-- begin --
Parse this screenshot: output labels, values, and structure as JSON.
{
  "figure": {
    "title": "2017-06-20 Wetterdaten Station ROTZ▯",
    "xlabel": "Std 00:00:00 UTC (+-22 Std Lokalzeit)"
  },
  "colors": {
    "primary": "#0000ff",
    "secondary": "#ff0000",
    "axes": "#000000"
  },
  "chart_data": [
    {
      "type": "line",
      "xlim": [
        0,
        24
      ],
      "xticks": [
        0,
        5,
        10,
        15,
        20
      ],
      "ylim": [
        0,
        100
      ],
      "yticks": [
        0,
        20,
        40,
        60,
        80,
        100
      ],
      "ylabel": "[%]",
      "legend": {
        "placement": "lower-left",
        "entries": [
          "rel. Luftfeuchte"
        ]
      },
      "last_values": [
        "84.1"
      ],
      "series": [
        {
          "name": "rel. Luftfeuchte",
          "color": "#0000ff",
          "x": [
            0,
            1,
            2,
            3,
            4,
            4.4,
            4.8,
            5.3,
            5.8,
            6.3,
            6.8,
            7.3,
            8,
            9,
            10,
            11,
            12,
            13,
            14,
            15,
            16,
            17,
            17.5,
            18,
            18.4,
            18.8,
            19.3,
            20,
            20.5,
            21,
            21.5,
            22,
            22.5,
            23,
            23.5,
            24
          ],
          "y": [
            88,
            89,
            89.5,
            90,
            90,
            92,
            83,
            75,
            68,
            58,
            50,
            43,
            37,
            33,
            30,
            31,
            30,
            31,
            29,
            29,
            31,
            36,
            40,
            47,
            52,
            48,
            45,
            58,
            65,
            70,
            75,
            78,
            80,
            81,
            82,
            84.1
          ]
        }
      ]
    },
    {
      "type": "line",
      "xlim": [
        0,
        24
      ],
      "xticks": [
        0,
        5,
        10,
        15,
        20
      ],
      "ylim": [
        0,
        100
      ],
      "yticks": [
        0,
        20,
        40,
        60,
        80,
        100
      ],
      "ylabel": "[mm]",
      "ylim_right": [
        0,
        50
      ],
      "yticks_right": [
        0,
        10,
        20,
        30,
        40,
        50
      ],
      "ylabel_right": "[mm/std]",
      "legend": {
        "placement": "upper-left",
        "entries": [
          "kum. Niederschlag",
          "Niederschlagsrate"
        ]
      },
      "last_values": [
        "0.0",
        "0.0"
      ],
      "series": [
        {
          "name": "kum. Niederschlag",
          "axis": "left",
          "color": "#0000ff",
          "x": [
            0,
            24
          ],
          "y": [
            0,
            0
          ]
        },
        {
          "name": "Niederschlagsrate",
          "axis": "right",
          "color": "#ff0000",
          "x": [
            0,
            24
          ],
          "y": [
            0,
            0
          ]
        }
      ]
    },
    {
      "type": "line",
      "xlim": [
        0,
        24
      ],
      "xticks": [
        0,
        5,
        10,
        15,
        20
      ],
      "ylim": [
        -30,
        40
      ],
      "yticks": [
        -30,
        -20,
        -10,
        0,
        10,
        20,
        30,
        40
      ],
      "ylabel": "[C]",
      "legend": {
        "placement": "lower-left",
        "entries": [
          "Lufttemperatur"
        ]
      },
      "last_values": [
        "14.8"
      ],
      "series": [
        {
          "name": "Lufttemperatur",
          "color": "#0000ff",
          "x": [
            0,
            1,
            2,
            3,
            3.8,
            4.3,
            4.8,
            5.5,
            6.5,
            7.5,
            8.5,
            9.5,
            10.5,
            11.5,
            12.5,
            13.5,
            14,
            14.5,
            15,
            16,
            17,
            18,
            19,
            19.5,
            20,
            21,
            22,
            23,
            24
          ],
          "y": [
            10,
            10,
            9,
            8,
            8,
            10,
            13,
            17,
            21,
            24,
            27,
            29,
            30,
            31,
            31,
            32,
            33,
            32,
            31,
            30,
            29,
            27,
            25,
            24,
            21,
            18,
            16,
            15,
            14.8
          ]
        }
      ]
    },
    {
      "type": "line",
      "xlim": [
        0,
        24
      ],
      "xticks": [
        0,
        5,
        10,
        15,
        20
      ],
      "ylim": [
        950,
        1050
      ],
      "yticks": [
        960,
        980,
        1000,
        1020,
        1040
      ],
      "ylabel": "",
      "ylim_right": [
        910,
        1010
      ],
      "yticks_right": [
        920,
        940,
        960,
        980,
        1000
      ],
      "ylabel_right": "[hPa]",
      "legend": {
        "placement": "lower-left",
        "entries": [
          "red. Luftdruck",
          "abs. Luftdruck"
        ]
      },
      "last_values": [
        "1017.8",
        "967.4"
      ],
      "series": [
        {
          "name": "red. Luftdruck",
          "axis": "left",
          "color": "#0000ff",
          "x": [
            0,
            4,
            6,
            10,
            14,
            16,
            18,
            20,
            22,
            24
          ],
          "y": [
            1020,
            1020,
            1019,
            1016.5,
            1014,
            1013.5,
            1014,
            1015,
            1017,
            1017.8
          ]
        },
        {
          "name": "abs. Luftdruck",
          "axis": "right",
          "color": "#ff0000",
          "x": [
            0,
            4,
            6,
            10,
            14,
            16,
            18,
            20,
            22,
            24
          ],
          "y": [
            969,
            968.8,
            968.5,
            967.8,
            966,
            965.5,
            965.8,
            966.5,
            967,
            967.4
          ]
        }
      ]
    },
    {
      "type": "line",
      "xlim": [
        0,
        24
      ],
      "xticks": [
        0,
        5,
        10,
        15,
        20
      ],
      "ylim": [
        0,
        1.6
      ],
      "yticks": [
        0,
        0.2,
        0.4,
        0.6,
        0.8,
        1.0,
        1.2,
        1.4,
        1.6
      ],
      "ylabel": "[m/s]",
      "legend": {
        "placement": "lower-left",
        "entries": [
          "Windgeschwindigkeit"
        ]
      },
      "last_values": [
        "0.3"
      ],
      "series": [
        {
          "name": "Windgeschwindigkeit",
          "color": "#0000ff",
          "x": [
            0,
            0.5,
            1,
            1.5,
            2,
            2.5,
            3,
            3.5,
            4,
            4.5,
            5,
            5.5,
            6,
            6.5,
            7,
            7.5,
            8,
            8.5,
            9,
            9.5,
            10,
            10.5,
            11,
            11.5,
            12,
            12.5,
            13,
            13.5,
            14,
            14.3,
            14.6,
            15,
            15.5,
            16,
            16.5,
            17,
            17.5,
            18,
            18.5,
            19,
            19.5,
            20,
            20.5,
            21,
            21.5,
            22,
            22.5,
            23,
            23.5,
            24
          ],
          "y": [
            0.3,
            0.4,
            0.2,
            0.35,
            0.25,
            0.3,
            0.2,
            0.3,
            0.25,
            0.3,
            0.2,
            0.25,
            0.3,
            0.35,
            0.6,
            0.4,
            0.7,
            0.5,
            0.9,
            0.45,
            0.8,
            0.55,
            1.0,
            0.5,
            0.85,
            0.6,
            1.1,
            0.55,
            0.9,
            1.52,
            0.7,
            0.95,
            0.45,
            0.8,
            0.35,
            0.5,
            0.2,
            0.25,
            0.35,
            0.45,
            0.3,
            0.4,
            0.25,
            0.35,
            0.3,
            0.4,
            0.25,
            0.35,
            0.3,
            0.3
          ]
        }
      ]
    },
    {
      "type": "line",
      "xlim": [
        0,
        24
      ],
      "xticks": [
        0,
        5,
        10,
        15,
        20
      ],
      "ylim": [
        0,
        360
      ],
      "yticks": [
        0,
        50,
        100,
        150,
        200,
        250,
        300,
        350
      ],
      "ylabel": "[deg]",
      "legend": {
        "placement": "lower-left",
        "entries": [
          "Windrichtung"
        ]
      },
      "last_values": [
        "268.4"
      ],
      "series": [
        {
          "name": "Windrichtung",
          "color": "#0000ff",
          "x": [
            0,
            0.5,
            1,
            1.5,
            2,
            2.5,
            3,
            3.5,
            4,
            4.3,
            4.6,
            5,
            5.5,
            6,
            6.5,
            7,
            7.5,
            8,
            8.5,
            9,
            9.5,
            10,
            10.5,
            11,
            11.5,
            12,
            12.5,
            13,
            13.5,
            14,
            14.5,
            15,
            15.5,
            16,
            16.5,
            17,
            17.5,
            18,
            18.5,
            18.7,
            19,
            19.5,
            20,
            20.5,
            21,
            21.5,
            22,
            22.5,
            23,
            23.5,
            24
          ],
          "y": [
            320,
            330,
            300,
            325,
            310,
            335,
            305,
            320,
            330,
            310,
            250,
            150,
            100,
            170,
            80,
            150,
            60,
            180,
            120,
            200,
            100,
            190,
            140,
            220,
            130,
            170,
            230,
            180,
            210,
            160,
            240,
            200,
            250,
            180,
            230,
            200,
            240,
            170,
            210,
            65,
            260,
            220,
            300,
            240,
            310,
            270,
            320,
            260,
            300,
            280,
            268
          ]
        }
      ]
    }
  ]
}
-- end --
» **WHAT THE EXERCISE ASKS**
Give only the number of lines in the records that include the word "Windgeschwindigkeit".

» **EXERCISE ANSWER**
2